What follows is a set of records; restate each one word for word and drop the pictures.

________

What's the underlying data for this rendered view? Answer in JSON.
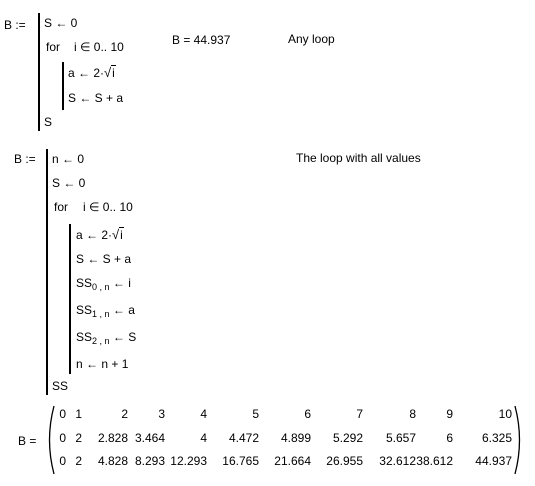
{
  "worksheet": {
    "block1": {
      "lhs": "B :=",
      "line1": "S ← 0",
      "for_kw": "for",
      "for_expr": "i ∈ 0.. 10",
      "a_assign_pre": "a ← 2·",
      "a_assign_arg": "i",
      "s_update": "S ← S + a",
      "ret": "S",
      "result": "B = 44.937",
      "comment": "Any loop"
    },
    "block2": {
      "lhs": "B :=",
      "line1": "n ← 0",
      "line2": "S ← 0",
      "for_kw": "for",
      "for_expr": "i ∈ 0.. 10",
      "a_assign_pre": "a ← 2·",
      "a_assign_arg": "i",
      "s_update": "S ← S + a",
      "ss0_base": "SS",
      "ss0_sub": "0 , n",
      "ss0_rhs": "← i",
      "ss1_base": "SS",
      "ss1_sub": "1 , n",
      "ss1_rhs": "← a",
      "ss2_base": "SS",
      "ss2_sub": "2 , n",
      "ss2_rhs": "← S",
      "n_inc": "n ← n + 1",
      "ret": "SS",
      "comment": "The loop with all values"
    },
    "matrix": {
      "lhs": "B =",
      "rows": [
        [
          "0",
          "1",
          "2",
          "3",
          "4",
          "5",
          "6",
          "7",
          "8",
          "9",
          "10"
        ],
        [
          "0",
          "2",
          "2.828",
          "3.464",
          "4",
          "4.472",
          "4.899",
          "5.292",
          "5.657",
          "6",
          "6.325"
        ],
        [
          "0",
          "2",
          "4.828",
          "8.293",
          "12.293",
          "16.765",
          "21.664",
          "26.955",
          "32.612",
          "38.612",
          "44.937"
        ]
      ]
    }
  }
}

________

- Answer to the problem -
What's the underlying data for this rendered view? Answer in JSON.
{
  "worksheet": {
    "block1": {
      "lhs": "B :=",
      "line1": "S ← 0",
      "for_kw": "for",
      "for_expr": "i ∈ 0.. 10",
      "a_assign_pre": "a ← 2·",
      "a_assign_arg": "i",
      "s_update": "S ← S + a",
      "ret": "S",
      "result": "B = 44.937",
      "comment": "Any loop"
    },
    "block2": {
      "lhs": "B :=",
      "line1": "n ← 0",
      "line2": "S ← 0",
      "for_kw": "for",
      "for_expr": "i ∈ 0.. 10",
      "a_assign_pre": "a ← 2·",
      "a_assign_arg": "i",
      "s_update": "S ← S + a",
      "ss0_base": "SS",
      "ss0_sub": "0 , n",
      "ss0_rhs": "← i",
      "ss1_base": "SS",
      "ss1_sub": "1 , n",
      "ss1_rhs": "← a",
      "ss2_base": "SS",
      "ss2_sub": "2 , n",
      "ss2_rhs": "← S",
      "n_inc": "n ← n + 1",
      "ret": "SS",
      "comment": "The loop with all values"
    },
    "matrix": {
      "lhs": "B =",
      "rows": [
        [
          "0",
          "1",
          "2",
          "3",
          "4",
          "5",
          "6",
          "7",
          "8",
          "9",
          "10"
        ],
        [
          "0",
          "2",
          "2.828",
          "3.464",
          "4",
          "4.472",
          "4.899",
          "5.292",
          "5.657",
          "6",
          "6.325"
        ],
        [
          "0",
          "2",
          "4.828",
          "8.293",
          "12.293",
          "16.765",
          "21.664",
          "26.955",
          "32.612",
          "38.612",
          "44.937"
        ]
      ]
    }
  }
}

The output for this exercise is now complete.